▼

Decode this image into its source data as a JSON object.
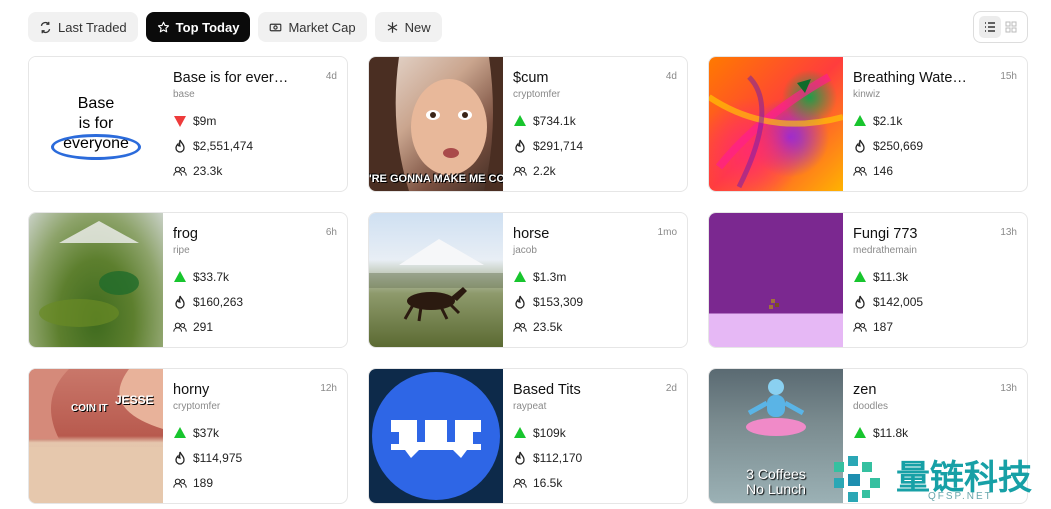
{
  "tabs": [
    {
      "label": "Last Traded",
      "icon": "refresh-icon",
      "active": false
    },
    {
      "label": "Top Today",
      "icon": "star-icon",
      "active": true
    },
    {
      "label": "Market Cap",
      "icon": "cash-icon",
      "active": false
    },
    {
      "label": "New",
      "icon": "asterisk-icon",
      "active": false
    }
  ],
  "view_toggle": {
    "list_active": true
  },
  "colors": {
    "up": "#18c52e",
    "down": "#ee3b3b",
    "active_tab": "#0b0b0b"
  },
  "cards": [
    {
      "name": "Base is for everyone",
      "author": "base",
      "age": "4d",
      "change": "$9m",
      "direction": "down",
      "volume": "$2,551,474",
      "holders": "23.3k",
      "thumb": {
        "line1": "Base",
        "line2": "is for",
        "line3": "everyone"
      }
    },
    {
      "name": "$cum",
      "author": "cryptomfer",
      "age": "4d",
      "change": "$734.1k",
      "direction": "up",
      "volume": "$291,714",
      "holders": "2.2k",
      "thumb": {
        "caption": "'RE GONNA MAKE ME COI"
      }
    },
    {
      "name": "Breathing Watercol...",
      "author": "kinwiz",
      "age": "15h",
      "change": "$2.1k",
      "direction": "up",
      "volume": "$250,669",
      "holders": "146"
    },
    {
      "name": "frog",
      "author": "ripe",
      "age": "6h",
      "change": "$33.7k",
      "direction": "up",
      "volume": "$160,263",
      "holders": "291"
    },
    {
      "name": "horse",
      "author": "jacob",
      "age": "1mo",
      "change": "$1.3m",
      "direction": "up",
      "volume": "$153,309",
      "holders": "23.5k"
    },
    {
      "name": "Fungi 773",
      "author": "medrathemain",
      "age": "13h",
      "change": "$11.3k",
      "direction": "up",
      "volume": "$142,005",
      "holders": "187"
    },
    {
      "name": "horny",
      "author": "cryptomfer",
      "age": "12h",
      "change": "$37k",
      "direction": "up",
      "volume": "$114,975",
      "holders": "189",
      "thumb": {
        "label1": "COIN IT",
        "label2": "JESSE"
      }
    },
    {
      "name": "Based Tits",
      "author": "raypeat",
      "age": "2d",
      "change": "$109k",
      "direction": "up",
      "volume": "$112,170",
      "holders": "16.5k"
    },
    {
      "name": "zen",
      "author": "doodles",
      "age": "13h",
      "change": "$11.8k",
      "direction": "up",
      "volume": "",
      "holders": "",
      "thumb": {
        "line1": "3 Coffees",
        "line2": "No Lunch"
      }
    }
  ],
  "watermark": {
    "text": "量链科技",
    "sub": "QFSP.NET"
  }
}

▲

§ Task to carry out
Set down all the entries exactly as they appear, but skip any pictures.

§ Written answer
Decode this image into its source data as a JSON object.
{
  "tabs": [
    {
      "label": "Last Traded",
      "icon": "refresh-icon",
      "active": false
    },
    {
      "label": "Top Today",
      "icon": "star-icon",
      "active": true
    },
    {
      "label": "Market Cap",
      "icon": "cash-icon",
      "active": false
    },
    {
      "label": "New",
      "icon": "asterisk-icon",
      "active": false
    }
  ],
  "view_toggle": {
    "list_active": true
  },
  "colors": {
    "up": "#18c52e",
    "down": "#ee3b3b",
    "active_tab": "#0b0b0b"
  },
  "cards": [
    {
      "name": "Base is for everyone",
      "author": "base",
      "age": "4d",
      "change": "$9m",
      "direction": "down",
      "volume": "$2,551,474",
      "holders": "23.3k",
      "thumb": {
        "line1": "Base",
        "line2": "is for",
        "line3": "everyone"
      }
    },
    {
      "name": "$cum",
      "author": "cryptomfer",
      "age": "4d",
      "change": "$734.1k",
      "direction": "up",
      "volume": "$291,714",
      "holders": "2.2k",
      "thumb": {
        "caption": "'RE GONNA MAKE ME COI"
      }
    },
    {
      "name": "Breathing Watercol...",
      "author": "kinwiz",
      "age": "15h",
      "change": "$2.1k",
      "direction": "up",
      "volume": "$250,669",
      "holders": "146"
    },
    {
      "name": "frog",
      "author": "ripe",
      "age": "6h",
      "change": "$33.7k",
      "direction": "up",
      "volume": "$160,263",
      "holders": "291"
    },
    {
      "name": "horse",
      "author": "jacob",
      "age": "1mo",
      "change": "$1.3m",
      "direction": "up",
      "volume": "$153,309",
      "holders": "23.5k"
    },
    {
      "name": "Fungi 773",
      "author": "medrathemain",
      "age": "13h",
      "change": "$11.3k",
      "direction": "up",
      "volume": "$142,005",
      "holders": "187"
    },
    {
      "name": "horny",
      "author": "cryptomfer",
      "age": "12h",
      "change": "$37k",
      "direction": "up",
      "volume": "$114,975",
      "holders": "189",
      "thumb": {
        "label1": "COIN IT",
        "label2": "JESSE"
      }
    },
    {
      "name": "Based Tits",
      "author": "raypeat",
      "age": "2d",
      "change": "$109k",
      "direction": "up",
      "volume": "$112,170",
      "holders": "16.5k"
    },
    {
      "name": "zen",
      "author": "doodles",
      "age": "13h",
      "change": "$11.8k",
      "direction": "up",
      "volume": "",
      "holders": "",
      "thumb": {
        "line1": "3 Coffees",
        "line2": "No Lunch"
      }
    }
  ],
  "watermark": {
    "text": "量链科技",
    "sub": "QFSP.NET"
  }
}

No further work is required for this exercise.